*** Data supplied ***

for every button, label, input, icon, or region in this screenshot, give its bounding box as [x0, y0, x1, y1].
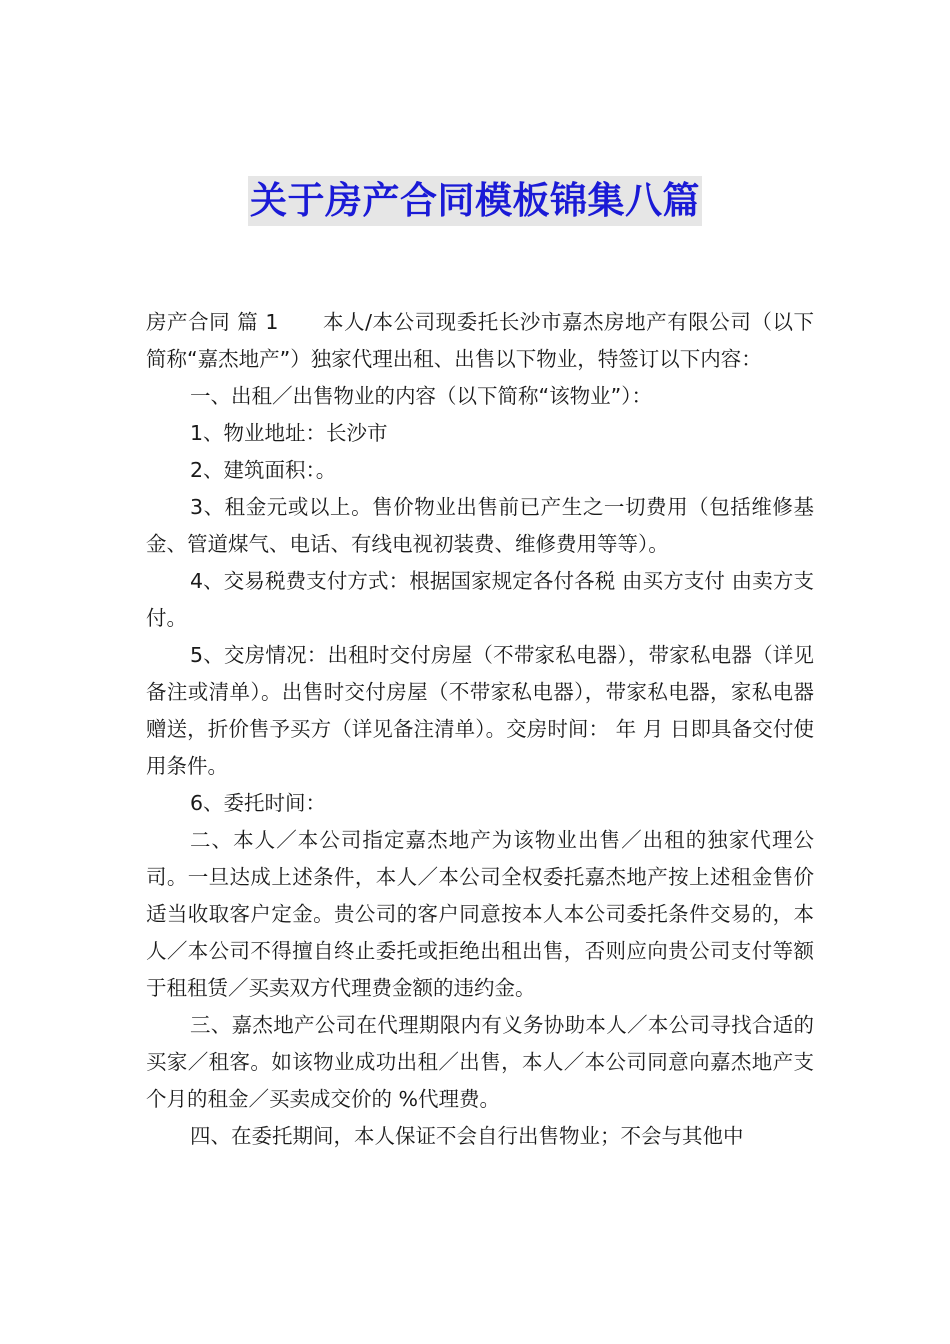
document-title: 关于房产合同模板锦集八篇 — [248, 176, 702, 226]
paragraph: 5、交房情况：出租时交付房屋（不带家私电器），带家私电器（详见备注或清单）。出售时交付房屋（不带家私电器），带家私电器，家私电器赠送，折价售予买方（详见备注清单）。交房时间： 年 月 日即具备交付使用条件。 — [146, 643, 814, 778]
paragraph: 2、建筑面积：。 — [190, 458, 337, 482]
section-label: 房产合同 篇 1 — [146, 310, 279, 334]
paragraph: 6、委托时间： — [190, 791, 327, 815]
title-container — [0, 176, 950, 226]
paragraph: 四、在委托期间，本人保证不会自行出售物业；不会与其他中 — [190, 1124, 744, 1148]
paragraph: 三、嘉杰地产公司在代理期限内有义务协助本人／本公司寻找合适的买家／租客。如该物业成功出租／出售，本人／本公司同意向嘉杰地产支 个月的租金／买卖成交价的 %代理费。 — [146, 1013, 814, 1111]
paragraph: 二、本人／本公司指定嘉杰地产为该物业出售／出租的独家代理公司。一旦达成上述条件，本人／本公司全权委托嘉杰地产按上述租金售价适当收取客户定金。贵公司的客户同意按本人本公司委托条件交易的，本人／本公司不得擅自终止委托或拒绝出租出售，否则应向贵公司支付等额于租租赁／买卖双方代理费金额的违约金。 — [146, 828, 814, 1000]
paragraph — [146, 304, 814, 378]
document-body — [146, 304, 814, 1155]
paragraph: 1、物业地址：长沙市 — [190, 421, 388, 445]
paragraph: 4、交易税费支付方式：根据国家规定各付各税 由买方支付 由卖方支付。 — [146, 569, 814, 630]
paragraph: 3、租金元或以上。售价物业出售前已产生之一切费用（包括维修基金、管道煤气、电话、有线电视初装费、维修费用等等）。 — [146, 495, 814, 556]
paragraph-text: 本人/本公司现委托长沙市嘉杰房地产有限公司（以下简称“嘉杰地产”）独家代理出租、出售以下物业，特签订以下内容： — [146, 310, 815, 371]
paragraph: 一、出租／出售物业的内容（以下简称“该物业”）： — [190, 384, 652, 408]
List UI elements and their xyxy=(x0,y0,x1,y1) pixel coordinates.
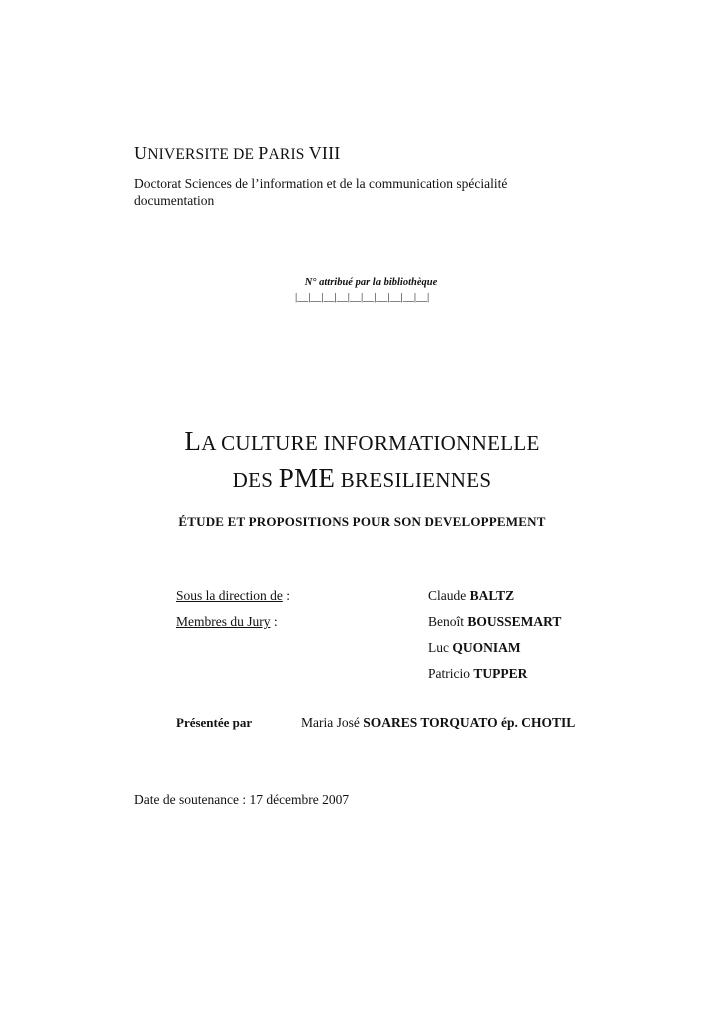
thesis-subtitle: ÉTUDE ET PROPOSITIONS POUR SON DEVELOPPEMENT xyxy=(178,514,546,529)
direction-label: Sous la direction de : xyxy=(176,588,290,603)
doctorate-description: Doctorat Sciences de l’information et de la communication spécialité documentation xyxy=(134,176,508,208)
presented-by-label: Présentée par xyxy=(176,715,253,730)
defense-date: Date de soutenance : 17 décembre 2007 xyxy=(134,792,350,807)
university-name: UNIVERSITE DE PARIS VIII xyxy=(134,143,341,163)
jury-member: Benoît BOUSSEMART xyxy=(428,614,562,629)
author-name: Maria José SOARES TORQUATO ép. CHOTIL xyxy=(301,715,576,730)
jury-member: Patricio TUPPER xyxy=(428,666,528,681)
library-number-boxes: |__|__|__|__|__|__|__|__|__|__| xyxy=(295,291,430,303)
thesis-title-line-2: DES PME BRESILIENNES xyxy=(232,463,492,493)
director-name: Claude BALTZ xyxy=(428,588,515,603)
jury-member: Luc QUONIAM xyxy=(428,640,521,655)
library-number-label: N° attribué par la bibliothèque xyxy=(304,277,438,288)
jury-label: Membres du Jury : xyxy=(176,614,278,629)
thesis-title-line-1: LA CULTURE INFORMATIONNELLE xyxy=(184,426,540,456)
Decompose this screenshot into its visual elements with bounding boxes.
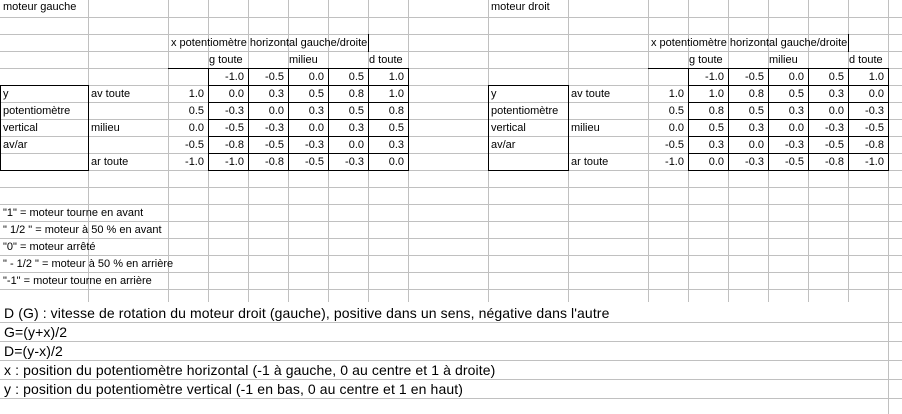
legend-line: "1" = moteur tourne en avant	[3, 207, 144, 219]
left-row-label: y	[3, 88, 9, 100]
left-cell: -0.8	[265, 156, 284, 168]
left-cell: 0.0	[268, 105, 284, 117]
left-cell: 0.0	[308, 122, 324, 134]
right-cell: 0.0	[868, 88, 884, 100]
left-row-sub: ar toute	[91, 156, 129, 168]
left-y-value: -0.5	[185, 139, 204, 151]
right-row-sub: av toute	[571, 88, 611, 100]
legend-line: "0" = moteur arrêté	[3, 241, 96, 253]
note-line: y : position du potentiomètre vertical (-1 en bas, 0 au centre et 1 en haut)	[4, 381, 463, 397]
left-x-value: -1.0	[225, 71, 244, 83]
legend-line: " 1/2 " = moteur à 50 % en avant	[3, 224, 162, 236]
right-cell: -0.5	[865, 122, 884, 134]
right-row-sub: milieu	[571, 122, 600, 134]
left-cell: 0.5	[348, 105, 364, 117]
left-cell: 0.0	[228, 88, 244, 100]
right-cell: -0.8	[865, 139, 884, 151]
left-cell: -0.8	[225, 139, 244, 151]
right-cell: -0.3	[865, 105, 884, 117]
left-cell: -0.5	[305, 156, 324, 168]
left-x-value: 0.0	[308, 71, 324, 83]
note-line: D=(y-x)/2	[4, 343, 63, 359]
gridline	[0, 341, 902, 342]
right-cell: -0.3	[785, 139, 804, 151]
right-x-value: -1.0	[705, 71, 724, 83]
right-row-sub: ar toute	[571, 156, 609, 168]
left-cell: -0.3	[305, 139, 324, 151]
legend-line: "-1" = moteur tourne en arrière	[3, 275, 152, 287]
left-cell: 0.5	[308, 88, 324, 100]
left-cell: 0.3	[388, 139, 404, 151]
right-row-label: y	[491, 88, 497, 100]
right-x-value: 0.0	[788, 71, 804, 83]
gridline	[888, 302, 889, 414]
right-cell: 0.0	[828, 105, 844, 117]
left-cell: 0.3	[308, 105, 324, 117]
right-cell: 0.5	[748, 105, 764, 117]
left-title: moteur gauche	[3, 1, 77, 13]
left-cell: -0.3	[345, 156, 364, 168]
left-cell: -0.3	[265, 122, 284, 134]
left-row-label: av/ar	[3, 139, 28, 151]
right-x-header: x potentiomètre horizontal gauche/droite	[651, 37, 848, 49]
left-cell: 0.0	[388, 156, 404, 168]
left-cell: -0.3	[225, 105, 244, 117]
right-cell: 0.5	[788, 88, 804, 100]
right-row-label: vertical	[491, 122, 526, 134]
right-y-value: 0.5	[668, 105, 684, 117]
right-y-value: -1.0	[665, 156, 684, 168]
left-cell: 1.0	[388, 88, 404, 100]
right-x-value: 0.5	[828, 71, 844, 83]
right-y-value: 1.0	[668, 88, 684, 100]
left-x-value: 1.0	[388, 71, 404, 83]
note-line: G=(y+x)/2	[4, 324, 68, 340]
right-col-label-1: milieu	[769, 54, 798, 66]
legend-line: " - 1/2 " = moteur à 50 % en arrière	[3, 258, 174, 270]
left-cell: -0.5	[225, 122, 244, 134]
note-line: D (G) : vitesse de rotation du moteur droit (gauche), positive dans un sens, négative dans l'autre	[4, 305, 610, 321]
left-row-sub: av toute	[91, 88, 131, 100]
left-row-label: potentiomètre	[3, 105, 71, 117]
right-cell: -0.5	[825, 139, 844, 151]
gridline	[0, 360, 902, 361]
left-y-value: 1.0	[188, 88, 204, 100]
right-cell: 0.0	[748, 139, 764, 151]
left-cell: 0.5	[388, 122, 404, 134]
gridline	[0, 379, 902, 380]
right-cell: 1.0	[708, 88, 724, 100]
left-col-label-2: d toute	[369, 54, 403, 66]
right-cell: 0.3	[788, 105, 804, 117]
right-x-value: -0.5	[745, 71, 764, 83]
right-col-label-2: d toute	[849, 54, 883, 66]
right-row-label: potentiomètre	[491, 105, 559, 117]
right-cell: 0.0	[708, 156, 724, 168]
left-cell: 0.0	[348, 139, 364, 151]
right-col-label-0: g toute	[689, 54, 723, 66]
right-y-value: 0.0	[668, 122, 684, 134]
left-col-label-1: milieu	[289, 54, 318, 66]
right-cell: -0.8	[825, 156, 844, 168]
note-line: x : position du potentiomètre horizontal (-1 à gauche, 0 au centre et 1 à droite)	[4, 362, 496, 378]
right-title: moteur droit	[491, 1, 550, 13]
right-row-label: av/ar	[491, 139, 516, 151]
left-cell: -0.5	[265, 139, 284, 151]
left-cell: -1.0	[225, 156, 244, 168]
left-cell: 0.3	[348, 122, 364, 134]
gridline	[0, 322, 902, 323]
left-x-value: -0.5	[265, 71, 284, 83]
left-cell: 0.8	[388, 105, 404, 117]
left-cell: 0.3	[268, 88, 284, 100]
left-y-value: 0.0	[188, 122, 204, 134]
right-x-value: 1.0	[868, 71, 884, 83]
left-y-value: -1.0	[185, 156, 204, 168]
left-x-value: 0.5	[348, 71, 364, 83]
right-cell: -1.0	[865, 156, 884, 168]
right-cell: -0.5	[785, 156, 804, 168]
right-cell: 0.0	[788, 122, 804, 134]
right-cell: 0.5	[708, 122, 724, 134]
right-cell: 0.8	[708, 105, 724, 117]
right-y-value: -0.5	[665, 139, 684, 151]
left-cell: 0.8	[348, 88, 364, 100]
left-row-label: vertical	[3, 122, 38, 134]
right-cell: 0.3	[828, 88, 844, 100]
left-y-value: 0.5	[188, 105, 204, 117]
right-cell: 0.8	[748, 88, 764, 100]
right-cell: -0.3	[745, 156, 764, 168]
gridline	[0, 398, 902, 399]
left-col-label-0: g toute	[209, 54, 243, 66]
right-cell: -0.3	[825, 122, 844, 134]
right-cell: 0.3	[708, 139, 724, 151]
right-cell: 0.3	[748, 122, 764, 134]
left-x-header: x potentiomètre horizontal gauche/droite	[171, 37, 368, 49]
left-row-sub: milieu	[91, 122, 120, 134]
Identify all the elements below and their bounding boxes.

***

**Exercise description:** Identify each line in the listing above that contains the string "vertical" with matching case, and copy every one of those lines.

**Answer to the problem:**
note-line: y : position du potentiomètre vertical (-1 en bas, 0 au centre et 1 en haut)	[4, 381, 463, 397]
right-row-label: vertical	[491, 122, 526, 134]
left-row-label: vertical	[3, 122, 38, 134]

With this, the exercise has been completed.